CHALLENGE: Give every line back verbatim, dropping all images.

GIVEN RECORDS:
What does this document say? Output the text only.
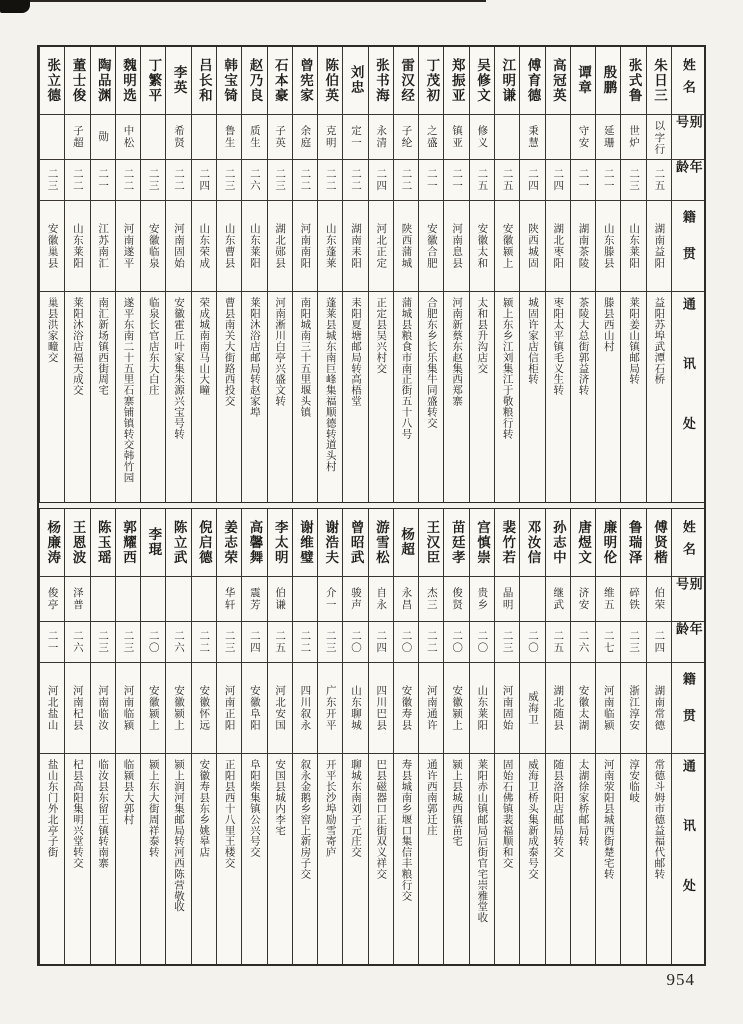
姓名
别号
年龄
籍贯
通讯处
朱日三
以字行
二五
湖南益阳
益阳苏埠武潭石桥
张式鲁
世炉
二三
山东莱阳
莱阳姜山镇邮局转
殷鹏
延珊
二一
山东滕县
滕县西山村
谭章
守安
二一
湖南茶陵
茶陵大总街郭益济转
高冠英
二四
湖北枣阳
枣阳太平镇毛义生转
傅育德
秉慧
二四
陕西城固
城固许家店信柜转
江明谦
二五
安徽颍上
颍上东乡江刘集江于敬粮行转
吴修文
修义
二五
安徽太和
太和县升沟店交
郑振亚
镇亚
二一
河南息县
河南新蔡东赵集西郑寨
丁茂初
之盛
二一
安徽合肥
合肥东乡长乐集牛同盛转交
雷汉经
子纶
二二
陕西蒲城
蒲城县粮食市南正街五十八号
张书海
永清
二四
河北正定
正定县吴兴村交
刘忠
定一
二二
湖南耒阳
耒阳夏塘邮局转高梧堂
陈伯英
克明
二二
山东蓬莱
蓬莱县城东南巨峰集福顺德转道头村
曾宪家
余庭
二二
河南南阳
南阳城南三十五里堰头镇
石本豪
子英
二三
湖北郧县
河南淅川白亭兴盛文转
赵乃良
质生
二六
山东莱阳
莱阳沐浴店邮局转赵家埠
韩宝锜
鲁生
二三
山东曹县
曹县南关大街路西投交
吕长和
二四
山东荣成
荣成城南南马山大疃
李英
希贤
二二
河南固始
安徽霍丘叶家集朱源兴宝号转
丁繁平
二三
安徽临泉
临泉长官店东大白庄
魏明选
中松
二二
河南遂平
遂平东南二十五里石寨铺镇转交韩竹园
陶品渊
勋
二一
江苏南汇
南汇新场镇西街周宅
董士俊
子超
二二
山东莱阳
莱阳沐浴店福天成交
张立德
二三
安徽巢县
巢县洪家疃交
姓名
别号
年龄
籍贯
通讯处
傅贤楷
伯荣
二四
湖南常德
常德斗姆市德益福代邮转
鲁瑞泽
碎铁
二三
浙江淳安
淳安临岐
廉明伦
维五
二七
河南临颍
河南荥阳县城西街楚宅转
唐煜文
济安
二六
安徽太湖
太湖徐家桥邮局转
孙志中
继武
二五
湖北随县
随县洛阳店邮局转交
邓汝信
二〇
威海卫
威海卫桥头集新成泰号交
裴竹若
晶明
二三
河南固始
固始石佛镇裴福顺和交
宫慎崇
贵乡
二〇
山东莱阳
莱阳赤山镇邮局后街官宅崇雅堂收
苗廷孝
俊贤
二〇
安徽颍上
颍上县城西镇苗宅
王汉臣
杰三
二二
河南通许
通许西南郭迁庄
杨超
永昌
二〇
安徽寿县
寿县城南乡堰口集信丰粮行交
游雪松
自永
二四
四川巴县
巴县磁器口正街双义祥交
曾昭武
骏声
二〇
山东聊城
聊城东南刘子元庄交
谢浩夫
介一
二三
广东开平
开平长沙埠励雪寄庐
谢维璧
二二
四川叙永
叙永金鹅乡窖上新房子交
李太明
伯谦
二五
河北安国
安国县城内李宅
高馨舞
震芳
二四
安徽阜阳
阜阳柴集镇公兴号交
姜志荣
华轩
二三
河南正阳
正阳县西十八里王楼交
倪启德
二二
安徽怀远
安徽寿县东乡姚皋店
陈立武
二六
安徽颍上
颍上润河集邮局转河西陈营敬收
李琨
二〇
安徽颍上
颍上东大街周祥泰转
郭耀西
二三
河南临颍
临颍县大郭村
陈玉瑶
二三
河南临汝
临汝县东留王镇转南寨
王恩波
泽普
二六
河南杞县
杞县高阳集明兴堂转交
杨廉涛
俊亭
二一
河北盐山
盐山东门外北亭子街
954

COMPLETE RESPONSE:
What does this document say? Output the text only.
姓名
别号
年龄
籍贯
通讯处
朱日三
以字行
二五
湖南益阳
益阳苏埠武潭石桥
张式鲁
世炉
二三
山东莱阳
莱阳姜山镇邮局转
殷鹏
延珊
二一
山东滕县
滕县西山村
谭章
守安
二一
湖南茶陵
茶陵大总街郭益济转
高冠英
二四
湖北枣阳
枣阳太平镇毛义生转
傅育德
秉慧
二四
陕西城固
城固许家店信柜转
江明谦
二五
安徽颍上
颍上东乡江刘集江于敬粮行转
吴修文
修义
二五
安徽太和
太和县升沟店交
郑振亚
镇亚
二一
河南息县
河南新蔡东赵集西郑寨
丁茂初
之盛
二一
安徽合肥
合肥东乡长乐集牛同盛转交
雷汉经
子纶
二二
陕西蒲城
蒲城县粮食市南正街五十八号
张书海
永清
二四
河北正定
正定县吴兴村交
刘忠
定一
二二
湖南耒阳
耒阳夏塘邮局转高梧堂
陈伯英
克明
二二
山东蓬莱
蓬莱县城东南巨峰集福顺德转道头村
曾宪家
余庭
二二
河南南阳
南阳城南三十五里堰头镇
石本豪
子英
二三
湖北郧县
河南淅川白亭兴盛文转
赵乃良
质生
二六
山东莱阳
莱阳沐浴店邮局转赵家埠
韩宝锜
鲁生
二三
山东曹县
曹县南关大街路西投交
吕长和
二四
山东荣成
荣成城南南马山大疃
李英
希贤
二二
河南固始
安徽霍丘叶家集朱源兴宝号转
丁繁平
二三
安徽临泉
临泉长官店东大白庄
魏明选
中松
二二
河南遂平
遂平东南二十五里石寨铺镇转交韩竹园
陶品渊
勋
二一
江苏南汇
南汇新场镇西街周宅
董士俊
子超
二二
山东莱阳
莱阳沐浴店福天成交
张立德
二三
安徽巢县
巢县洪家疃交
姓名
别号
年龄
籍贯
通讯处
傅贤楷
伯荣
二四
湖南常德
常德斗姆市德益福代邮转
鲁瑞泽
碎铁
二三
浙江淳安
淳安临岐
廉明伦
维五
二七
河南临颍
河南荥阳县城西街楚宅转
唐煜文
济安
二六
安徽太湖
太湖徐家桥邮局转
孙志中
继武
二五
湖北随县
随县洛阳店邮局转交
邓汝信
二〇
威海卫
威海卫桥头集新成泰号交
裴竹若
晶明
二三
河南固始
固始石佛镇裴福顺和交
宫慎崇
贵乡
二〇
山东莱阳
莱阳赤山镇邮局后街官宅崇雅堂收
苗廷孝
俊贤
二〇
安徽颍上
颍上县城西镇苗宅
王汉臣
杰三
二二
河南通许
通许西南郭迁庄
杨超
永昌
二〇
安徽寿县
寿县城南乡堰口集信丰粮行交
游雪松
自永
二四
四川巴县
巴县磁器口正街双义祥交
曾昭武
骏声
二〇
山东聊城
聊城东南刘子元庄交
谢浩夫
介一
二三
广东开平
开平长沙埠励雪寄庐
谢维璧
二二
四川叙永
叙永金鹅乡窖上新房子交
李太明
伯谦
二五
河北安国
安国县城内李宅
高馨舞
震芳
二四
安徽阜阳
阜阳柴集镇公兴号交
姜志荣
华轩
二三
河南正阳
正阳县西十八里王楼交
倪启德
二二
安徽怀远
安徽寿县东乡姚皋店
陈立武
二六
安徽颍上
颍上润河集邮局转河西陈营敬收
李琨
二〇
安徽颍上
颍上东大街周祥泰转
郭耀西
二三
河南临颍
临颍县大郭村
陈玉瑶
二三
河南临汝
临汝县东留王镇转南寨
王恩波
泽普
二六
河南杞县
杞县高阳集明兴堂转交
杨廉涛
俊亭
二一
河北盐山
盐山东门外北亭子街
954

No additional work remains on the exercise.